◆ Passage provided
------------------------------

Major achievements f
- Establishment of the EU Child Network with:
- Harmonization of more than 800 variables between 19 cohorts for approximately 250,000 children and their parents;
- Enrichment of existing cohorts by new integrated exposure and exposome variables;
- Harmonization protocols available for other cohorts (https://lifecycle-project.eu);
- YouTube channel with freely accessible instruction videos for setting op the cohort specific data-infrastructure;
- An up to date registry of European pregnancy and child cohort studies (www.birthcohorts.net);
- A new catalogue showing the available variables (EU Child Cohort Network Variable Catalogue);
- A GDPR proof and federated infrastructure for data-management and analysis using Opal severs and DataSHIELD;
- A governance infrastructure for performing shared analyses between cohorts;
- Strategies for sustainability after the LifeCycle duration reflected by use of this network in already four recently Horizon2020 funded projects (EUCAN-Connect, ATHLETE, LongiTools, EndObesity);
- A successful programme funding LifeCycle fellowships for 11 junior researchers;

Moer than 200 published papers related to the associations of early life stressors and cardio-metabolic, respiratory and mental health trajectories during the life course, of which most are based on multi-cohorts collaborations.

Organization of nine successful workshops open for external researchers on Causal inference, Epigenetic programming, Approaches and methods in pregnancy and child cohort studies, DataSHIELD Analyses, Mendelian Randomization, Impact, Exposome analyses, and Transportability.
Lifecycle has the following key expected results:

The EU Child Cohort Network brings together data of more than 250,000 European children and their parents and enables optimal exploitation of available research and biobank data. This network will enable long-term exploitation of the enormous potential of European pregnancy and child cohort studies, and within this project, use these cohorts to generate novel findings and translate these into practical applications for use by healthcare professionals and European citizens.

Novel markers for integrated adverse early-life stressors and the early-life exposome, which will be derived from European pregnancy and child cohort studies participating in the EU Child Cohort Network. These integrated data will be harmonized between European pregnancy and child cohorts and enable comparison studies between European populations and countries and etiological research.

Personalized prediction models to predict the onset and evolution of risk factors for cardio-metabolic, respiratory and mental outcomes throughout the life course from individual pregnancy and infancy early-life stressor data, taking account for baseline risk estimation from socio-economic, migration and urban environmental stressors.

We-based eHealth applications for individually customised counselling for pregnant women and young children based on personalised prediction models.

Tutorials and e-learning modules for researchers focused on “Early-life programming of non-communicable diseases”. LifeCycle will develop e-learning modules conceptualised for training of healthcare professionals and investigators. E-learning modules will provide effective dissemination by digital information sharing with a broad global outreach.

------------------------------

◆ Stored data entries
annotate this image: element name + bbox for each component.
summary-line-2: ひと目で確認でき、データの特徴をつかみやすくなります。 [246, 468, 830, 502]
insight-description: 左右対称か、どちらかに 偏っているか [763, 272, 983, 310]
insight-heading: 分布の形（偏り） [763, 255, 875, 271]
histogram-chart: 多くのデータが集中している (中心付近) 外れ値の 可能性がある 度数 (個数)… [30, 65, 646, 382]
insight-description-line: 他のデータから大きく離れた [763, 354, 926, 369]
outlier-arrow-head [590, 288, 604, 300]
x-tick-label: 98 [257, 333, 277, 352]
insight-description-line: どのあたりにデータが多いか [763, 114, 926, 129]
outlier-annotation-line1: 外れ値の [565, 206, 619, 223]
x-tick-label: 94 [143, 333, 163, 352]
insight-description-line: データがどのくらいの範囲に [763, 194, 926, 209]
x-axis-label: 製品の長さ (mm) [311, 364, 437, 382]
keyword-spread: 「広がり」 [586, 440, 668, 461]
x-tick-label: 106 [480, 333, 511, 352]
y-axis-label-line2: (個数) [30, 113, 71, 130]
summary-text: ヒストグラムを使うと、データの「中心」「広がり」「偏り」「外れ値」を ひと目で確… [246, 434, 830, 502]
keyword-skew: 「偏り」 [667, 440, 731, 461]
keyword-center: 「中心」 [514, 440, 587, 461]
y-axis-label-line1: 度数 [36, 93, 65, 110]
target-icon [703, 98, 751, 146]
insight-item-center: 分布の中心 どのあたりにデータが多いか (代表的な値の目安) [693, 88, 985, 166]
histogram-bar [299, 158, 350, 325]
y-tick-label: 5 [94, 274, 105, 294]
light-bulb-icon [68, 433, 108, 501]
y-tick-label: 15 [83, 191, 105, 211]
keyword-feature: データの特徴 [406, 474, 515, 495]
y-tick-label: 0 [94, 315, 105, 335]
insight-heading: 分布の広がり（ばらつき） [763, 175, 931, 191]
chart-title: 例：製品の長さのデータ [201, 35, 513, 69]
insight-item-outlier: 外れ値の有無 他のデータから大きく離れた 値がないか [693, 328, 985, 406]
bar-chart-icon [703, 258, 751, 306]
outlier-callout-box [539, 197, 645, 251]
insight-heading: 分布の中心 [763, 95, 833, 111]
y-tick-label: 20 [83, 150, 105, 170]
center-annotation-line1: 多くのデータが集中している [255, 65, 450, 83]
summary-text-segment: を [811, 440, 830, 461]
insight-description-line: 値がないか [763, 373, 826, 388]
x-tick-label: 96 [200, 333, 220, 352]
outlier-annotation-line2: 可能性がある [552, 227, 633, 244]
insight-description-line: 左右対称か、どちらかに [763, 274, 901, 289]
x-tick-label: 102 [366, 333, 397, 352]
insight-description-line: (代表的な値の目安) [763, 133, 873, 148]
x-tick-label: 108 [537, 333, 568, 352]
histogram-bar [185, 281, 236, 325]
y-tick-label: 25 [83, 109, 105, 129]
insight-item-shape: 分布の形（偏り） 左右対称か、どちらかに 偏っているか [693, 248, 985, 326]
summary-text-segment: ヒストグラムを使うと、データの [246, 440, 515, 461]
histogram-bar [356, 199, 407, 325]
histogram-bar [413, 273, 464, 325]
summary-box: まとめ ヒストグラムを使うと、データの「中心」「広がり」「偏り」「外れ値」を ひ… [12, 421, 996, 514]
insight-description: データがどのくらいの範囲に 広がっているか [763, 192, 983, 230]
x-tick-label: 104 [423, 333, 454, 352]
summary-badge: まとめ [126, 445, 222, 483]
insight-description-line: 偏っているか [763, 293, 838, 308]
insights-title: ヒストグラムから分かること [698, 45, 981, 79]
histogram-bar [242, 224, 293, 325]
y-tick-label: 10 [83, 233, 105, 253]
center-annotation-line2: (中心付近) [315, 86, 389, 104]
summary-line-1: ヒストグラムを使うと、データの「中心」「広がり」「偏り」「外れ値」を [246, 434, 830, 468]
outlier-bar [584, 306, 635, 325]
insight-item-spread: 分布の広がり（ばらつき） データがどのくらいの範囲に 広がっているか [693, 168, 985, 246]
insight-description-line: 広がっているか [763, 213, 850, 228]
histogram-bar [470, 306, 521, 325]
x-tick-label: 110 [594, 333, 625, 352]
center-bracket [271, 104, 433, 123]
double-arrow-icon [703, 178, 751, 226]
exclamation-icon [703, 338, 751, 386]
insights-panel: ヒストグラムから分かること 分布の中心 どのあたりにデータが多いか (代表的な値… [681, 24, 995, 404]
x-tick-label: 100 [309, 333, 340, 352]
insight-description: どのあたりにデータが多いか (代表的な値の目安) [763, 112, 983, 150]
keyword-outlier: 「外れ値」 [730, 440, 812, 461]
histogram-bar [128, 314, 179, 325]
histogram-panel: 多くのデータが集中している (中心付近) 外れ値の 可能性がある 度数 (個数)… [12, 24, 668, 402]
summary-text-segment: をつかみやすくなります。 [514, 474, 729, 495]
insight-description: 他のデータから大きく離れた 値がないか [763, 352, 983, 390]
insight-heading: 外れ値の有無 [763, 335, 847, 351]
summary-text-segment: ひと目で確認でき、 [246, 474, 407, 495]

------------------------------

Please return the portion of the LifeCycle project passage starting at "Novel markers for" and ending at "and etiological research.", copied word for word.

◆ Reply
Novel markers for integrated adverse early-life stressors and the early-life exposome, which will be derived from European pregnancy and child cohort studies participating in the EU Child Cohort Network. These integrated data will be harmonized between European pregnancy and child cohorts and enable comparison studies between European populations and countries and etiological research.